#### [Challenge]
Each line containing the word "name" needs to be copied.

[Dataset rows about figures]
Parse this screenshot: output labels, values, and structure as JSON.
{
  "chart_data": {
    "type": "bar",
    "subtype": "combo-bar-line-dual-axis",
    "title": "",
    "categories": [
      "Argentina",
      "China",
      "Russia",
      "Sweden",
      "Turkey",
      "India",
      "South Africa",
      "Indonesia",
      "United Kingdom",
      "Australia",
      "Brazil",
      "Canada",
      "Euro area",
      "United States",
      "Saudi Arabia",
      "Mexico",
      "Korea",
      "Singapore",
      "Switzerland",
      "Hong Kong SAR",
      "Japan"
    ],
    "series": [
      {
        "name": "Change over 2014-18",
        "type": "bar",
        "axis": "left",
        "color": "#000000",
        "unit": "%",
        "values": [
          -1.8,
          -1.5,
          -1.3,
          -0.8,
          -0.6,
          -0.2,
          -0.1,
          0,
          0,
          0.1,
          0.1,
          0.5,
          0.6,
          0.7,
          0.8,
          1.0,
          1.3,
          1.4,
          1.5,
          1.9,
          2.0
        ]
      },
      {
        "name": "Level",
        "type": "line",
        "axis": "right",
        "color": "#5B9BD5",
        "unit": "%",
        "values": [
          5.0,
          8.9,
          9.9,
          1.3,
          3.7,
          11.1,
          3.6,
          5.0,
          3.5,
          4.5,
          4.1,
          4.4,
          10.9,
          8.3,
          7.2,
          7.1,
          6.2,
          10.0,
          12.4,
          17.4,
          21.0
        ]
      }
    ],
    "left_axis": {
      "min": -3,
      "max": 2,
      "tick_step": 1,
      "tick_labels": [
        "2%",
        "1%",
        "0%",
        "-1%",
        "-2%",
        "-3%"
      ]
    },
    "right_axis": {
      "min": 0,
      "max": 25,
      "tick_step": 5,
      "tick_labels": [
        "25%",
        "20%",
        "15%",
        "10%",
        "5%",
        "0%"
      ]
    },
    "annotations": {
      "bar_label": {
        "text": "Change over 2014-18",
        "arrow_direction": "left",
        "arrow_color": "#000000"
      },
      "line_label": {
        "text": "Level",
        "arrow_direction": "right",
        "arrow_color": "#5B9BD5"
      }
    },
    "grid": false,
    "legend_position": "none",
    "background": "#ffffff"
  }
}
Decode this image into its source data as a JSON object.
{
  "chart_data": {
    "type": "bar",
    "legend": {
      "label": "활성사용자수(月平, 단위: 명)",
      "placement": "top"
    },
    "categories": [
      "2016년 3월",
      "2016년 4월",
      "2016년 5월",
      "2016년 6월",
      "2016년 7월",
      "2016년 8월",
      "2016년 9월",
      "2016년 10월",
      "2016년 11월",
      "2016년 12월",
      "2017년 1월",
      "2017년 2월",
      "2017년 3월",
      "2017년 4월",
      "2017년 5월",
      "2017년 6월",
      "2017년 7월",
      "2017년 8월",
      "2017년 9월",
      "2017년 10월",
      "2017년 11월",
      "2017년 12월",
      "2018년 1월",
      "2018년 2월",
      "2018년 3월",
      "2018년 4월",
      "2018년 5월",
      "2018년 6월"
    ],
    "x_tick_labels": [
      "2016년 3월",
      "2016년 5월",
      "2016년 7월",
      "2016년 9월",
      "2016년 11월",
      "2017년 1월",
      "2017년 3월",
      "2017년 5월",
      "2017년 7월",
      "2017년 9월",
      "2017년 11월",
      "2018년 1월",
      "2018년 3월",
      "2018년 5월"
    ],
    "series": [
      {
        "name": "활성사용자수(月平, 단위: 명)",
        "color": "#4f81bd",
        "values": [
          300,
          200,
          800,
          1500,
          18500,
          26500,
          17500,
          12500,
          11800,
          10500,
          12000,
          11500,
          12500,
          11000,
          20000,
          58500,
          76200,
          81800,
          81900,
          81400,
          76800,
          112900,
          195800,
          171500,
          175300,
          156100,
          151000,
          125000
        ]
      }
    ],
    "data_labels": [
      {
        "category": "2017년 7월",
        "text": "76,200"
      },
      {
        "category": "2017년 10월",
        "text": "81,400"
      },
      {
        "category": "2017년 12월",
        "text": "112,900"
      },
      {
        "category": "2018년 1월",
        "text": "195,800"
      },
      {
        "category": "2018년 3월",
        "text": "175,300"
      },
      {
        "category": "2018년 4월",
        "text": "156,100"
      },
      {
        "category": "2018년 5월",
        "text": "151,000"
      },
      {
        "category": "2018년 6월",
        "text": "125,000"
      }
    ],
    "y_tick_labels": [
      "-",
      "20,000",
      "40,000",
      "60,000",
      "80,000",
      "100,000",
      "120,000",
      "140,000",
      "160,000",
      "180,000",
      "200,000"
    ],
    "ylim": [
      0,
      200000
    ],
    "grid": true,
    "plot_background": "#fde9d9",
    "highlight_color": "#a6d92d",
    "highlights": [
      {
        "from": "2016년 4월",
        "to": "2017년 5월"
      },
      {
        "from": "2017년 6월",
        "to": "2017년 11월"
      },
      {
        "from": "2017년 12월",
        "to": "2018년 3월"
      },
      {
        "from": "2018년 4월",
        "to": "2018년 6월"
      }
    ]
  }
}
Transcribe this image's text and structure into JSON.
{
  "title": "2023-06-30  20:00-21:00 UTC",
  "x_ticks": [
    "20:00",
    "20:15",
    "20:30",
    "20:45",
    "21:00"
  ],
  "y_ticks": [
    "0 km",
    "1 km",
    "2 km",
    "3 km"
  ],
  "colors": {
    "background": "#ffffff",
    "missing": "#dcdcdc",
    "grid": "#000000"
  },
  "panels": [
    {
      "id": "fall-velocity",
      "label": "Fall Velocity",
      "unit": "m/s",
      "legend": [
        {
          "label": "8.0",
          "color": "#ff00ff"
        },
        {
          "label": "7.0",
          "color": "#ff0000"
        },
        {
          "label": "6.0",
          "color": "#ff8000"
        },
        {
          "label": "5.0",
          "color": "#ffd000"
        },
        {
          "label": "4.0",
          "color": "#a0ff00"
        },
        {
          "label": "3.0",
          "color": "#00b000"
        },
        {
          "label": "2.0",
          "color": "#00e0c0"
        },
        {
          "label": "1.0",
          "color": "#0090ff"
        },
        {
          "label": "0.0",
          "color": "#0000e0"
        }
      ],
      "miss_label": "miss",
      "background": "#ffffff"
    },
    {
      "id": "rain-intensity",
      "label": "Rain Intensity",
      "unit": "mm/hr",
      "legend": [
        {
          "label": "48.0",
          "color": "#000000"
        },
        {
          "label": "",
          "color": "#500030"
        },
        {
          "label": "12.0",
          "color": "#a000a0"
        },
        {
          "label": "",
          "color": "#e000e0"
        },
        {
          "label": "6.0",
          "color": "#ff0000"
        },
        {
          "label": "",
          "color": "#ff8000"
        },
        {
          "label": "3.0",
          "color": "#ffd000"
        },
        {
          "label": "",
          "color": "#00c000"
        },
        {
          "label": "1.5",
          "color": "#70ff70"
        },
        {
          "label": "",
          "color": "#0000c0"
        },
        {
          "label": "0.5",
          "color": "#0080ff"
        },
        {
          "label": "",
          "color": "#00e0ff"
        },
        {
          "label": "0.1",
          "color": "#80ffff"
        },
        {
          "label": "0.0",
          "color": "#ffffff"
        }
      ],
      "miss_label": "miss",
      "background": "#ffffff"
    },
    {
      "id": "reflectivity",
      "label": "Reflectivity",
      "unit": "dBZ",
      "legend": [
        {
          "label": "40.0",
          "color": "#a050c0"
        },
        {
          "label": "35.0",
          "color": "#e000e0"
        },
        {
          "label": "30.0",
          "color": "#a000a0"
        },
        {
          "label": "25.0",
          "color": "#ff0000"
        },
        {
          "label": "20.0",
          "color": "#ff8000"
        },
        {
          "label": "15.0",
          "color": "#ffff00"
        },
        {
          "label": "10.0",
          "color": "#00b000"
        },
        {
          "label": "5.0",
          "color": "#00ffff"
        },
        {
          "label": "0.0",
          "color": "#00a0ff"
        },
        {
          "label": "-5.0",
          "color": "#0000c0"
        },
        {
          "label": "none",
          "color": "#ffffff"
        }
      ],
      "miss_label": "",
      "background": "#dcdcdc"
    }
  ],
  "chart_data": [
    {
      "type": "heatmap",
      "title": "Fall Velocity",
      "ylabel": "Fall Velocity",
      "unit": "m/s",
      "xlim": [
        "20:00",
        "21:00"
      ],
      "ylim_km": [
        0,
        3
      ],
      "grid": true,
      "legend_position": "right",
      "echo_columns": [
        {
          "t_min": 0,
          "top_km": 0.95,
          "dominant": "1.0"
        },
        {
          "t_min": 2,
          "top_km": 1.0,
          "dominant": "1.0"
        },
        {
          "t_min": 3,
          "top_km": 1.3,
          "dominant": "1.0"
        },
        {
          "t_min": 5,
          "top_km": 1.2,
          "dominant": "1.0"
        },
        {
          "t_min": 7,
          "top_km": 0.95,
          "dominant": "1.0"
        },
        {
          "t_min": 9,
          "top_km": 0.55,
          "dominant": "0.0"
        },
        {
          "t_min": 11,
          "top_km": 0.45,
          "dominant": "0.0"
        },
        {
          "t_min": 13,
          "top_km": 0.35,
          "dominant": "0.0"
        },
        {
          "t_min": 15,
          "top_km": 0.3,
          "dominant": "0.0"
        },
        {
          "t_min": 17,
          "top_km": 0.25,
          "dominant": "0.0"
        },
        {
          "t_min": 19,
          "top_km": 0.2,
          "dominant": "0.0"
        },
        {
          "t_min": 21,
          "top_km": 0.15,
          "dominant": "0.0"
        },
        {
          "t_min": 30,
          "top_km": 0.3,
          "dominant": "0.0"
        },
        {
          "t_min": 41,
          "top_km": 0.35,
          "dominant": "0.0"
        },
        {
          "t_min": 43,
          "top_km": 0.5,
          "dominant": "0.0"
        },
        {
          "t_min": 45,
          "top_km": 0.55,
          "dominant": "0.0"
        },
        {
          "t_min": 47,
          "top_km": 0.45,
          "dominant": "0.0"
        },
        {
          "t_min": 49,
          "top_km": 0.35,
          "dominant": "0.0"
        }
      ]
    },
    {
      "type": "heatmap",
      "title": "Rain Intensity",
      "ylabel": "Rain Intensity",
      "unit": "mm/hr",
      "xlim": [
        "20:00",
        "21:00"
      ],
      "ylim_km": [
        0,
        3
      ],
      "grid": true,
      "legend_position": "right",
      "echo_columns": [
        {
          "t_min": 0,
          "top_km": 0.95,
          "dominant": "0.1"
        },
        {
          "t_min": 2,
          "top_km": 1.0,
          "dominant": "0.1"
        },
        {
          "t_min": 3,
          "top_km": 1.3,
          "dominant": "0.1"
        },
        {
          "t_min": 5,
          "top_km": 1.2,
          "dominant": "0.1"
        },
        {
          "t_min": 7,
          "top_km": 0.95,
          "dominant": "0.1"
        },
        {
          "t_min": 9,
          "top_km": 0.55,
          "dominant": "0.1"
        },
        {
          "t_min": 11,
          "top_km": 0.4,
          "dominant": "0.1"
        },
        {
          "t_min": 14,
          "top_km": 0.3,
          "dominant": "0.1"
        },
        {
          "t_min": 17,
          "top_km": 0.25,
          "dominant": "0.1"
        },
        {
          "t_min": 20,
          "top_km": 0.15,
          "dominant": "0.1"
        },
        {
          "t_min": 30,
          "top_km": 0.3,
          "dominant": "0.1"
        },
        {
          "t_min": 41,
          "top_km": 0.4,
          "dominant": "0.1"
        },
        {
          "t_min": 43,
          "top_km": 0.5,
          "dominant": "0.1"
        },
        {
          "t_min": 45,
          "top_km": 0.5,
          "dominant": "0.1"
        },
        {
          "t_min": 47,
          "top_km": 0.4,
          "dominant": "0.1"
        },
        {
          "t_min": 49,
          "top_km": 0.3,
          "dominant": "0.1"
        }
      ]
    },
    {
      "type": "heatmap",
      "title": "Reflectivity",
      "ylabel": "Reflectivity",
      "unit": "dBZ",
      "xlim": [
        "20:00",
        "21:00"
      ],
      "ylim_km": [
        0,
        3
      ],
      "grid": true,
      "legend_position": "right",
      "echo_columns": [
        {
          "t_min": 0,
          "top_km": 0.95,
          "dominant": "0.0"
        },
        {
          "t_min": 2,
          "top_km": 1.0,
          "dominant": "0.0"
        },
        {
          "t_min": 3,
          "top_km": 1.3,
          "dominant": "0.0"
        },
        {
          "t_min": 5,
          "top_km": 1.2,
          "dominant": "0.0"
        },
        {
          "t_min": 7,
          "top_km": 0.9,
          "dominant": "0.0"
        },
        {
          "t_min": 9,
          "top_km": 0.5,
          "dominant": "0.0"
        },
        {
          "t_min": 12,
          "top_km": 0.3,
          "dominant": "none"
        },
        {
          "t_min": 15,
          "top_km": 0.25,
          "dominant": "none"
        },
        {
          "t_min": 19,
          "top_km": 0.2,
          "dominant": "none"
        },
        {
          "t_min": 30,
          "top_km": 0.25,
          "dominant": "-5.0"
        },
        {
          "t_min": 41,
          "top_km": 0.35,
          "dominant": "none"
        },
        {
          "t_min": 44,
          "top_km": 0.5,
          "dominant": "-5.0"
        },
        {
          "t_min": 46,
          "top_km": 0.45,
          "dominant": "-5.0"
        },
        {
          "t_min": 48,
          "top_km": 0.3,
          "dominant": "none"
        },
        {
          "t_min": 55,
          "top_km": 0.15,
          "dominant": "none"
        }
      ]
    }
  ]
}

#### [Complete response]
        "name": "Change over 2014-18",
        "name": "Level",
        "name": "활성사용자수(月平, 단위: 명)",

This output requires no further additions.